◆ Problem to solve:
Write down every entry below once more, exactly.
── Available data
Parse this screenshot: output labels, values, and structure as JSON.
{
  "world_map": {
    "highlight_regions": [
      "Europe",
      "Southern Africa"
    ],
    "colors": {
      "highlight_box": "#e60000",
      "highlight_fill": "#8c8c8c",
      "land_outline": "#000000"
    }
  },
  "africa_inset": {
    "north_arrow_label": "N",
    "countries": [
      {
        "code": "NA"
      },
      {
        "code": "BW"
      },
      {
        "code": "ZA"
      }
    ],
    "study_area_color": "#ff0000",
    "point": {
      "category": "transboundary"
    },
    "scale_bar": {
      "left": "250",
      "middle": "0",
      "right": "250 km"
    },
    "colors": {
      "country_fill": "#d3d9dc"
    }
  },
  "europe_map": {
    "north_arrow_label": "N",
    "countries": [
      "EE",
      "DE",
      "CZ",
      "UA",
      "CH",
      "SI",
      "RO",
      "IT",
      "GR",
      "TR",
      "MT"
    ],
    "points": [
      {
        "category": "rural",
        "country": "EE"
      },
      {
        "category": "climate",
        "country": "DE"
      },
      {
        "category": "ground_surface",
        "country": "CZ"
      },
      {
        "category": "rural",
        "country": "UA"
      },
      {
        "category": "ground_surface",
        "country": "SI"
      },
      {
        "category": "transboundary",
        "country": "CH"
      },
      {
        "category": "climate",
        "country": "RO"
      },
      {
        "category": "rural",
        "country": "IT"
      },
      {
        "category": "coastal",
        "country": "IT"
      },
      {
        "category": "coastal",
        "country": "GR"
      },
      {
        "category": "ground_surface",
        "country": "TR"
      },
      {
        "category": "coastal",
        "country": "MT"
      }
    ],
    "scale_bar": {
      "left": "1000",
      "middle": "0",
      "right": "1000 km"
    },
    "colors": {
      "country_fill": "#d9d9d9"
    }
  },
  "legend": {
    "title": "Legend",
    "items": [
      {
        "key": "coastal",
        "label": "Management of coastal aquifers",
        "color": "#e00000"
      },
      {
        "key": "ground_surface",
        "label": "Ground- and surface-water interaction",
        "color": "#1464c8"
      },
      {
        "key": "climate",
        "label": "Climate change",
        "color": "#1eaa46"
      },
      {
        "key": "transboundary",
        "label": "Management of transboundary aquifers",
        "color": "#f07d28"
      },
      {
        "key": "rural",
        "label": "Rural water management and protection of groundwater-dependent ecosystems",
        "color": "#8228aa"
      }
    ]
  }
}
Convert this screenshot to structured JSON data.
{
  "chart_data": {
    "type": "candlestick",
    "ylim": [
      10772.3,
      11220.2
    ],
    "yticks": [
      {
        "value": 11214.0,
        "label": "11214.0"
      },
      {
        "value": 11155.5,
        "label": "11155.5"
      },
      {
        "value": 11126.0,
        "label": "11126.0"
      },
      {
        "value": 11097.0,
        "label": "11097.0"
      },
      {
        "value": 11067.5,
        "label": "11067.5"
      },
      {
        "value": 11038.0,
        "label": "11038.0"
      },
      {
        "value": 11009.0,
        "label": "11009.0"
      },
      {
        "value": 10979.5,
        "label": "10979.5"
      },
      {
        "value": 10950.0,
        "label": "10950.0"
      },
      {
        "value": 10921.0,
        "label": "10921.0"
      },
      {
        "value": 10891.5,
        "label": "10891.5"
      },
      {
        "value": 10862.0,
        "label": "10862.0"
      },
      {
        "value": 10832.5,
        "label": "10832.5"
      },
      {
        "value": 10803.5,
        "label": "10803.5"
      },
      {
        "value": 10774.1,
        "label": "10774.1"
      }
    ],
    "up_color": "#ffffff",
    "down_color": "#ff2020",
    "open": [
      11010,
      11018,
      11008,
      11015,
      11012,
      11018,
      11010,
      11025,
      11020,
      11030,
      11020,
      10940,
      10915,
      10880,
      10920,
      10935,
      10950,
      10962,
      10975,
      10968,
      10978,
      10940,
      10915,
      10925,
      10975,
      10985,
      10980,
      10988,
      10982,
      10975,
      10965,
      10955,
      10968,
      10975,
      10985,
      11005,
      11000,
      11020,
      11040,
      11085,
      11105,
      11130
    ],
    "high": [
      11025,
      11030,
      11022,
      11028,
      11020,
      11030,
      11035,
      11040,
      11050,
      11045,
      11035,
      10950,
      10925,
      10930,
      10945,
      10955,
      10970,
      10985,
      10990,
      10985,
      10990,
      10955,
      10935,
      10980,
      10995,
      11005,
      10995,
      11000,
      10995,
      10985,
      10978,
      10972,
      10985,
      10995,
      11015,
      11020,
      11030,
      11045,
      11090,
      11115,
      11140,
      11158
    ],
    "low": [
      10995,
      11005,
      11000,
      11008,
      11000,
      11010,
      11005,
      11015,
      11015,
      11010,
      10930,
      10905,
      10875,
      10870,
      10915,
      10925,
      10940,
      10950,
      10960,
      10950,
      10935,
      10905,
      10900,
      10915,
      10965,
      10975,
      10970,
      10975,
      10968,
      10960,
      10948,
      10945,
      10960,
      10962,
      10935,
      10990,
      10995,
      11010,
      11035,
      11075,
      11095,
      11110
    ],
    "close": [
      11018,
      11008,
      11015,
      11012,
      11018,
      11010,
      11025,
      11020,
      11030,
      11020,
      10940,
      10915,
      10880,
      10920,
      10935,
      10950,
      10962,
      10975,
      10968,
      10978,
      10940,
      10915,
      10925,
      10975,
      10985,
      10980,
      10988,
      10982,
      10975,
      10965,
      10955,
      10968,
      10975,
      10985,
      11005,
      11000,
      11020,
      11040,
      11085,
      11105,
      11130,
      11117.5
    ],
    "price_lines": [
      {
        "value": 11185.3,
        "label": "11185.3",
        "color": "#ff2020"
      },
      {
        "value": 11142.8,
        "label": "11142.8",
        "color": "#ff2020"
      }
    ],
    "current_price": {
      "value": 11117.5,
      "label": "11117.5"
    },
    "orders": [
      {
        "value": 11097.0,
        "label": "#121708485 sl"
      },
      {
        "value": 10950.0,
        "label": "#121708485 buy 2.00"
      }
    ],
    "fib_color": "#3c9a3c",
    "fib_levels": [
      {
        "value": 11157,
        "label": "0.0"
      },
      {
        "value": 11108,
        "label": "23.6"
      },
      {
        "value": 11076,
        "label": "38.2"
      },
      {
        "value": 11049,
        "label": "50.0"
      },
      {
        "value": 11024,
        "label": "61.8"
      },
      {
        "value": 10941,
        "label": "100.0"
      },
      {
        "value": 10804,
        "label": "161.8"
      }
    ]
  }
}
────
◆ Task response:
Parse this screenshot: output labels, values, and structure as JSON.
{
  "world_map": {
    "highlight_regions": [
      "Europe",
      "Southern Africa"
    ],
    "colors": {
      "highlight_box": "#e60000",
      "highlight_fill": "#8c8c8c",
      "land_outline": "#000000"
    }
  },
  "africa_inset": {
    "north_arrow_label": "N",
    "countries": [
      {
        "code": "NA"
      },
      {
        "code": "BW"
      },
      {
        "code": "ZA"
      }
    ],
    "study_area_color": "#ff0000",
    "point": {
      "category": "transboundary"
    },
    "scale_bar": {
      "left": "250",
      "middle": "0",
      "right": "250 km"
    },
    "colors": {
      "country_fill": "#d3d9dc"
    }
  },
  "europe_map": {
    "north_arrow_label": "N",
    "countries": [
      "EE",
      "DE",
      "CZ",
      "UA",
      "CH",
      "SI",
      "RO",
      "IT",
      "GR",
      "TR",
      "MT"
    ],
    "points": [
      {
        "category": "rural",
        "country": "EE"
      },
      {
        "category": "climate",
        "country": "DE"
      },
      {
        "category": "ground_surface",
        "country": "CZ"
      },
      {
        "category": "rural",
        "country": "UA"
      },
      {
        "category": "ground_surface",
        "country": "SI"
      },
      {
        "category": "transboundary",
        "country": "CH"
      },
      {
        "category": "climate",
        "country": "RO"
      },
      {
        "category": "rural",
        "country": "IT"
      },
      {
        "category": "coastal",
        "country": "IT"
      },
      {
        "category": "coastal",
        "country": "GR"
      },
      {
        "category": "ground_surface",
        "country": "TR"
      },
      {
        "category": "coastal",
        "country": "MT"
      }
    ],
    "scale_bar": {
      "left": "1000",
      "middle": "0",
      "right": "1000 km"
    },
    "colors": {
      "country_fill": "#d9d9d9"
    }
  },
  "legend": {
    "title": "Legend",
    "items": [
      {
        "key": "coastal",
        "label": "Management of coastal aquifers",
        "color": "#e00000"
      },
      {
        "key": "ground_surface",
        "label": "Ground- and surface-water interaction",
        "color": "#1464c8"
      },
      {
        "key": "climate",
        "label": "Climate change",
        "color": "#1eaa46"
      },
      {
        "key": "transboundary",
        "label": "Management of transboundary aquifers",
        "color": "#f07d28"
      },
      {
        "key": "rural",
        "label": "Rural water management and protection of groundwater-dependent ecosystems",
        "color": "#8228aa"
      }
    ]
  }
}
Convert this screenshot to structured JSON data.
{
  "chart_data": {
    "type": "candlestick",
    "ylim": [
      10772.3,
      11220.2
    ],
    "yticks": [
      {
        "value": 11214.0,
        "label": "11214.0"
      },
      {
        "value": 11155.5,
        "label": "11155.5"
      },
      {
        "value": 11126.0,
        "label": "11126.0"
      },
      {
        "value": 11097.0,
        "label": "11097.0"
      },
      {
        "value": 11067.5,
        "label": "11067.5"
      },
      {
        "value": 11038.0,
        "label": "11038.0"
      },
      {
        "value": 11009.0,
        "label": "11009.0"
      },
      {
        "value": 10979.5,
        "label": "10979.5"
      },
      {
        "value": 10950.0,
        "label": "10950.0"
      },
      {
        "value": 10921.0,
        "label": "10921.0"
      },
      {
        "value": 10891.5,
        "label": "10891.5"
      },
      {
        "value": 10862.0,
        "label": "10862.0"
      },
      {
        "value": 10832.5,
        "label": "10832.5"
      },
      {
        "value": 10803.5,
        "label": "10803.5"
      },
      {
        "value": 10774.1,
        "label": "10774.1"
      }
    ],
    "up_color": "#ffffff",
    "down_color": "#ff2020",
    "open": [
      11010,
      11018,
      11008,
      11015,
      11012,
      11018,
      11010,
      11025,
      11020,
      11030,
      11020,
      10940,
      10915,
      10880,
      10920,
      10935,
      10950,
      10962,
      10975,
      10968,
      10978,
      10940,
      10915,
      10925,
      10975,
      10985,
      10980,
      10988,
      10982,
      10975,
      10965,
      10955,
      10968,
      10975,
      10985,
      11005,
      11000,
      11020,
      11040,
      11085,
      11105,
      11130
    ],
    "high": [
      11025,
      11030,
      11022,
      11028,
      11020,
      11030,
      11035,
      11040,
      11050,
      11045,
      11035,
      10950,
      10925,
      10930,
      10945,
      10955,
      10970,
      10985,
      10990,
      10985,
      10990,
      10955,
      10935,
      10980,
      10995,
      11005,
      10995,
      11000,
      10995,
      10985,
      10978,
      10972,
      10985,
      10995,
      11015,
      11020,
      11030,
      11045,
      11090,
      11115,
      11140,
      11158
    ],
    "low": [
      10995,
      11005,
      11000,
      11008,
      11000,
      11010,
      11005,
      11015,
      11015,
      11010,
      10930,
      10905,
      10875,
      10870,
      10915,
      10925,
      10940,
      10950,
      10960,
      10950,
      10935,
      10905,
      10900,
      10915,
      10965,
      10975,
      10970,
      10975,
      10968,
      10960,
      10948,
      10945,
      10960,
      10962,
      10935,
      10990,
      10995,
      11010,
      11035,
      11075,
      11095,
      11110
    ],
    "close": [
      11018,
      11008,
      11015,
      11012,
      11018,
      11010,
      11025,
      11020,
      11030,
      11020,
      10940,
      10915,
      10880,
      10920,
      10935,
      10950,
      10962,
      10975,
      10968,
      10978,
      10940,
      10915,
      10925,
      10975,
      10985,
      10980,
      10988,
      10982,
      10975,
      10965,
      10955,
      10968,
      10975,
      10985,
      11005,
      11000,
      11020,
      11040,
      11085,
      11105,
      11130,
      11117.5
    ],
    "price_lines": [
      {
        "value": 11185.3,
        "label": "11185.3",
        "color": "#ff2020"
      },
      {
        "value": 11142.8,
        "label": "11142.8",
        "color": "#ff2020"
      }
    ],
    "current_price": {
      "value": 11117.5,
      "label": "11117.5"
    },
    "orders": [
      {
        "value": 11097.0,
        "label": "#121708485 sl"
      },
      {
        "value": 10950.0,
        "label": "#121708485 buy 2.00"
      }
    ],
    "fib_color": "#3c9a3c",
    "fib_levels": [
      {
        "value": 11157,
        "label": "0.0"
      },
      {
        "value": 11108,
        "label": "23.6"
      },
      {
        "value": 11076,
        "label": "38.2"
      },
      {
        "value": 11049,
        "label": "50.0"
      },
      {
        "value": 11024,
        "label": "61.8"
      },
      {
        "value": 10941,
        "label": "100.0"
      },
      {
        "value": 10804,
        "label": "161.8"
      }
    ]
  }
}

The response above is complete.